Exercise description: Each line in the entries below that holds the string "Temps" is to be listed.
"""
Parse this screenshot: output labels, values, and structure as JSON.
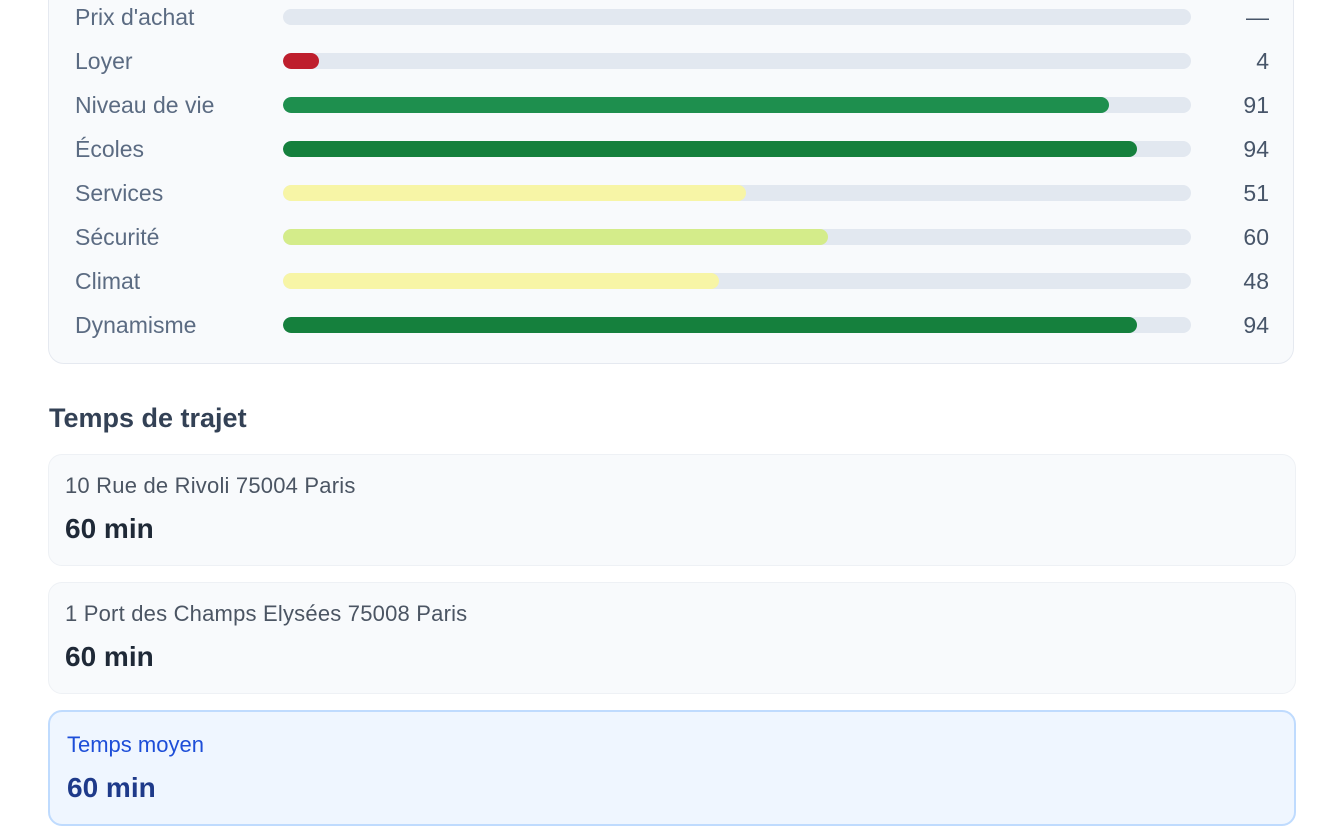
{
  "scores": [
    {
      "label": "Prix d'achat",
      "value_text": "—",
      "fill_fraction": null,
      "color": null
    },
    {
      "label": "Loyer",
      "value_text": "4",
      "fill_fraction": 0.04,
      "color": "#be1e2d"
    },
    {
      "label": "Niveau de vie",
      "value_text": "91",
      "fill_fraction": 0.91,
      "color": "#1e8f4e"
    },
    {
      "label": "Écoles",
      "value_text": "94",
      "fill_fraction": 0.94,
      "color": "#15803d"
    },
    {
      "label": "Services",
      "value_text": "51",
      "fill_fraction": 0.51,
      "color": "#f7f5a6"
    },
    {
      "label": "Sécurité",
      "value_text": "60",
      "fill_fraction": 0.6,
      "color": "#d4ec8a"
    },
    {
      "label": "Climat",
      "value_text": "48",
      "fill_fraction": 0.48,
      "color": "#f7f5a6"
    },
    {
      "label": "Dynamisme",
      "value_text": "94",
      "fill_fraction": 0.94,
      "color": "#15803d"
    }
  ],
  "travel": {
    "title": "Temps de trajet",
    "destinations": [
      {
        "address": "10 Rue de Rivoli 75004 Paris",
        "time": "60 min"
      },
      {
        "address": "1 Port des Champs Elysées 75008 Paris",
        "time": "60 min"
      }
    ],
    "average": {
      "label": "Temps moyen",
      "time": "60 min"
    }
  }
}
"""
Written solution:
    "title": "Temps de trajet",
      "label": "Temps moyen",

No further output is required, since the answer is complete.